- Born: c. 1972
- Origin: Buffalo, New York, US
- Died: August 2020 (aged 48)
- Genres: Hip hop
- Occupation: Record producer
- Labels: Buff City

= DJ Shay =

American record producer (c.1972–2020)

Demetrius Chawton Robinson (c. 1972 – August 2020), known professionally as DJ Shay, was an American disc jockey and record producer who often collaborated with Griselda Records artists.

== Biography ==
Robinson was born c. 1972. At age 10, began DJing for local events in Buffalo, New York, after receiving a turntable for Christmas.

Robinson began producing for a group called Brotherhood Nation. He first worked with Benny the Butcher and Conway the Machine in the 2000s. He was a co-producer on Benny the Butcher's 2019 EP The Plugs I Met.

*****

- **Work instruction A**: In the DJ Shay biography, rewrite the stretch from "- Genres: Hip" through "Plugs I Met.", replacing "Benny the Butcher" with "Benny".
- **Work instruction B**: Write the next part of the DJ Shay biography, picking up after its last sentence.
Nothing in the records is needed.

[Data taken from a collection]
*****

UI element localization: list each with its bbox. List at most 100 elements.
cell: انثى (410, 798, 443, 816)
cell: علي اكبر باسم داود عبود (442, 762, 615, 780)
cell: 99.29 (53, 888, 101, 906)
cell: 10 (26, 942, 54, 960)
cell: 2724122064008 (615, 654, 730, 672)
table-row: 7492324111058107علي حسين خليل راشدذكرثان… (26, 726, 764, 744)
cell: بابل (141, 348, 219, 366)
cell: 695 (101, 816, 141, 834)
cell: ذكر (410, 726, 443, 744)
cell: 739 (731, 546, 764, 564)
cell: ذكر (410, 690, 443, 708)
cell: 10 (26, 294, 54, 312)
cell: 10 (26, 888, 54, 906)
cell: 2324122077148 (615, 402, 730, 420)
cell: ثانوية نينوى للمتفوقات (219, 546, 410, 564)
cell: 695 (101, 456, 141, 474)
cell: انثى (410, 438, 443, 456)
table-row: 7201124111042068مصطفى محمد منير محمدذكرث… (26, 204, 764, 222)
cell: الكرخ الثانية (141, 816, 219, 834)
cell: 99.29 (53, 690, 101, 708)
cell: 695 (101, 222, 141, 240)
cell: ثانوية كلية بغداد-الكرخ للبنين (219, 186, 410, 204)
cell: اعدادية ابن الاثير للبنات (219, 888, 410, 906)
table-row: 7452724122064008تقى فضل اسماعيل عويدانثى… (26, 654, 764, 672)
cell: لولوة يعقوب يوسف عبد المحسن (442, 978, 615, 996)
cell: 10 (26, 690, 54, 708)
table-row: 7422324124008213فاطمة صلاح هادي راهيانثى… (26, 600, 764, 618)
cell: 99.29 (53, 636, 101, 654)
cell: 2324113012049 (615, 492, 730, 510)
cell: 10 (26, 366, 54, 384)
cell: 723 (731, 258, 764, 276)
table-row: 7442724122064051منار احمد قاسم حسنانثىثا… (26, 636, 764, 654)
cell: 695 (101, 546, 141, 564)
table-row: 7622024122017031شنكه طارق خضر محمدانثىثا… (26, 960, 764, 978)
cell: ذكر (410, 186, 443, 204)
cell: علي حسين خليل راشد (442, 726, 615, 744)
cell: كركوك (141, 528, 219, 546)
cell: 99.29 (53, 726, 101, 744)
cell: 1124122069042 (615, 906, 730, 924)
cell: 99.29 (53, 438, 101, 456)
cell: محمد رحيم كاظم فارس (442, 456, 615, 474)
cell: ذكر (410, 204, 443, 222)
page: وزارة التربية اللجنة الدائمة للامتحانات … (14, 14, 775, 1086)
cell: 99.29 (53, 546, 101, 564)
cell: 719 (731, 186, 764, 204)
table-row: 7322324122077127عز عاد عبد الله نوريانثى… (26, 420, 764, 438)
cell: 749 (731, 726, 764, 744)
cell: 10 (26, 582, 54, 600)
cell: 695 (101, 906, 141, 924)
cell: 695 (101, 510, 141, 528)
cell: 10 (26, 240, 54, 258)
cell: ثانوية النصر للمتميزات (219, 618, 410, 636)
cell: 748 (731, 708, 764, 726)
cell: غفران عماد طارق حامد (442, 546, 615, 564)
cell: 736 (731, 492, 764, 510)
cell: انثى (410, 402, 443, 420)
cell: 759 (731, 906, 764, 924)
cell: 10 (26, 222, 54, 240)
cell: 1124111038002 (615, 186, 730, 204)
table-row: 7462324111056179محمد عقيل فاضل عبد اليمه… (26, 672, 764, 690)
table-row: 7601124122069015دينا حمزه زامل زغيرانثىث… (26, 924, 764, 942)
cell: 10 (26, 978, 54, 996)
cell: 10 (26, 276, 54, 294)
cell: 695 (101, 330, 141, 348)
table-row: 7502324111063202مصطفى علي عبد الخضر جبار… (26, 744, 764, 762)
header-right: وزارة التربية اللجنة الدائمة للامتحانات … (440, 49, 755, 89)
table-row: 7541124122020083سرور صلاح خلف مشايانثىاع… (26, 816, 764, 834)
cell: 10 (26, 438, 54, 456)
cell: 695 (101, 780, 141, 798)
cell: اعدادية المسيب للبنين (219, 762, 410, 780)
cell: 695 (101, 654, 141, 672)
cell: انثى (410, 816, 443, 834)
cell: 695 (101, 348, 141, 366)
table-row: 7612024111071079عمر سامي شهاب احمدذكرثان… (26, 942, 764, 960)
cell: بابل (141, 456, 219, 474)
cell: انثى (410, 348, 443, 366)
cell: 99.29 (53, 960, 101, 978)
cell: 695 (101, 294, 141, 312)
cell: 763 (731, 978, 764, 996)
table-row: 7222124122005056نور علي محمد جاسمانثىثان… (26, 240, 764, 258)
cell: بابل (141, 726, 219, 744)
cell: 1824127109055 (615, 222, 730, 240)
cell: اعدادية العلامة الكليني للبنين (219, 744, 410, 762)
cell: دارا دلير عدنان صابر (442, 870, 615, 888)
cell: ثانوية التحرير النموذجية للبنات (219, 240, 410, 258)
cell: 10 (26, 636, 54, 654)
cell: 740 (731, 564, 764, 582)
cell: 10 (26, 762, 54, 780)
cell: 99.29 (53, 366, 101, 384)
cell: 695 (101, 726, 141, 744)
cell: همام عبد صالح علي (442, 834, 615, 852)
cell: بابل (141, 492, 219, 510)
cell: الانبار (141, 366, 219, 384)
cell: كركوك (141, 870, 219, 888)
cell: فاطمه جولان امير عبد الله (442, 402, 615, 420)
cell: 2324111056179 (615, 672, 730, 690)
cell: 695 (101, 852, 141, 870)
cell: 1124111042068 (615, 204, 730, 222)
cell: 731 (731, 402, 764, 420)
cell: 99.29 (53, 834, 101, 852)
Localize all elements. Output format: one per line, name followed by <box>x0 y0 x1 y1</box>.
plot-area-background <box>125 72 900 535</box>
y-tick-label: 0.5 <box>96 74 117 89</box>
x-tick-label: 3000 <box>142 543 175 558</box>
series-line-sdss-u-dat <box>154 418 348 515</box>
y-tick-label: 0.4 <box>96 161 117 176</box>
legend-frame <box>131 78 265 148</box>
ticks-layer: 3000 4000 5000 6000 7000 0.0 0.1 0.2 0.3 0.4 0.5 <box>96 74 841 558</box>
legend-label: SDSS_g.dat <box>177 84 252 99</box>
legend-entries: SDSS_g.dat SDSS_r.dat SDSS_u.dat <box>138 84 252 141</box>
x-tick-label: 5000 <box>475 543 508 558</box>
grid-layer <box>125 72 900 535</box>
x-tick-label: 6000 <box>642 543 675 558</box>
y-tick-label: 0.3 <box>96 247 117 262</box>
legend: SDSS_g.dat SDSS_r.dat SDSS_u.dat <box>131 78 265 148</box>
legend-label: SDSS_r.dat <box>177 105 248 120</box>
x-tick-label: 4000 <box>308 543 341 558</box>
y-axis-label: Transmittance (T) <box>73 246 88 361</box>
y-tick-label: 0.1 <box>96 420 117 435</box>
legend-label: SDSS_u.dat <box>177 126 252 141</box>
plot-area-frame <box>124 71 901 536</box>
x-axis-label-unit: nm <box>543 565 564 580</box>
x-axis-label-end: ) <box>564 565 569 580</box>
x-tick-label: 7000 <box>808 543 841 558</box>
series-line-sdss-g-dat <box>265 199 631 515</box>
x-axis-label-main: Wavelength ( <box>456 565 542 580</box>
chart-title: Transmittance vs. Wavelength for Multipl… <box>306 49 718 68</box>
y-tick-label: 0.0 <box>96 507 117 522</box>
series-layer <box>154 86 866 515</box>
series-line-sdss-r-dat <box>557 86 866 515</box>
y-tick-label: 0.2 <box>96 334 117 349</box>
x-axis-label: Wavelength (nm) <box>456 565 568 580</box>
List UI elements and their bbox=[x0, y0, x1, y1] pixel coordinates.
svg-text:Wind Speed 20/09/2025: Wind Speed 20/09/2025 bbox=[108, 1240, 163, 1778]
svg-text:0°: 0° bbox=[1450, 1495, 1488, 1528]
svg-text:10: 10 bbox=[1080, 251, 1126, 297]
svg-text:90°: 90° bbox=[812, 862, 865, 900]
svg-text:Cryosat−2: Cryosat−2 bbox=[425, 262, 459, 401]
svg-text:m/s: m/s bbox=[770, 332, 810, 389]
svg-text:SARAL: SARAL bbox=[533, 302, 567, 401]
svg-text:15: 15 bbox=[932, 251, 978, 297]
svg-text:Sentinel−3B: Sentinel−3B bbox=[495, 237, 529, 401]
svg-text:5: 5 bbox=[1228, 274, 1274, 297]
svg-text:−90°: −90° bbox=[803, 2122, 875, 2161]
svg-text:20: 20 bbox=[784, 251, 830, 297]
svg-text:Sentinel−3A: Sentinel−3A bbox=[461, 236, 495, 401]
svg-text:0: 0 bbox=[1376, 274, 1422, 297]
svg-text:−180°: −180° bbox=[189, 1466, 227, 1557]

*****

- **Answer area A**:
- Genres: Hip hop
- Occupation: Record producer
- Labels: Buff City

= DJ Shay =

American record producer (c.1972–2020)

Demetrius Chawton Robinson (c. 1972 – August 2020), known professionally as DJ Shay, was an American disc jockey and record producer who often collaborated with Griselda Records artists.

== Biography ==
Robinson was born c. 1972. At age 10, began DJing for local events in Buffalo, New York, after receiving a turntable for Christmas.

Robinson began producing for a group called Brotherhood Nation. He first worked with Benny and Conway the Machine in the 2000s. He was a co-producer on Benny's 2019 EP The Plugs I Met.

- **Answer area B**:
Robinson helped Armani Caesar create her first song while working in his recording studio.

=== Death and legacy ===
Robinson died in August 2020, from COVID-19, aged 48. His funeral service was held on August 27. After the funeral concluded, Conway the Machine—an attendee—was handcuffed, but not arrested.

On September 9, 2022, the Black Soprano Family released the mixtape Long Live DJ Shay in tribute.